> [Task brief]
Pick out each line with the word "this" from the material that follows.
━━━ Listing ━━━
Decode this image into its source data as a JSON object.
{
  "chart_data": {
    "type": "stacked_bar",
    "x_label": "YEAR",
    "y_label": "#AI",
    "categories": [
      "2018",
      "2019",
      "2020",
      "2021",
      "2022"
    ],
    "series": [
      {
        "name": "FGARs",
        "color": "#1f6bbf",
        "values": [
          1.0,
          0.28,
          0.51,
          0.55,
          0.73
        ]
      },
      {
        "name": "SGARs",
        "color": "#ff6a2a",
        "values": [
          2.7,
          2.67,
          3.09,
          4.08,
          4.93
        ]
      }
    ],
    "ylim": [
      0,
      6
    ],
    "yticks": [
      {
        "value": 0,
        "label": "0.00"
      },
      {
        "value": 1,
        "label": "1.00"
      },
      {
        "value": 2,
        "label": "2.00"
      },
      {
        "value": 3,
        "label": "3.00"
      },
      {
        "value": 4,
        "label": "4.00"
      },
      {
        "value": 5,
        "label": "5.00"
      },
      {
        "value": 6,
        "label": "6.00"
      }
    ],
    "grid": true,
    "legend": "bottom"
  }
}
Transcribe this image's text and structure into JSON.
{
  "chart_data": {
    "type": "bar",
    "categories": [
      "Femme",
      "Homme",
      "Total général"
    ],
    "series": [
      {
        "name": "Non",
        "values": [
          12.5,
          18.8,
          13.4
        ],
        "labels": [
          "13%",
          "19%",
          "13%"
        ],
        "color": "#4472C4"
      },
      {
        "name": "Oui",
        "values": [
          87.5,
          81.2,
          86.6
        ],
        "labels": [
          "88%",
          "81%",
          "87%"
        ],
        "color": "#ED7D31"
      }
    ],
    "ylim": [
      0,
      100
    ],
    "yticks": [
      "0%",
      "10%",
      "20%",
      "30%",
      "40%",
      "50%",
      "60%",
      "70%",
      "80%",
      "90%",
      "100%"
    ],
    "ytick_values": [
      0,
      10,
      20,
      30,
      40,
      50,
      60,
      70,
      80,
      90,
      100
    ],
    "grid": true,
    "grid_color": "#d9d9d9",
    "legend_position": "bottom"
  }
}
━━━
> [Output of the exercise]
Decode this image into its source data as a JSON object.
Transcribe this image's text and structure into JSON.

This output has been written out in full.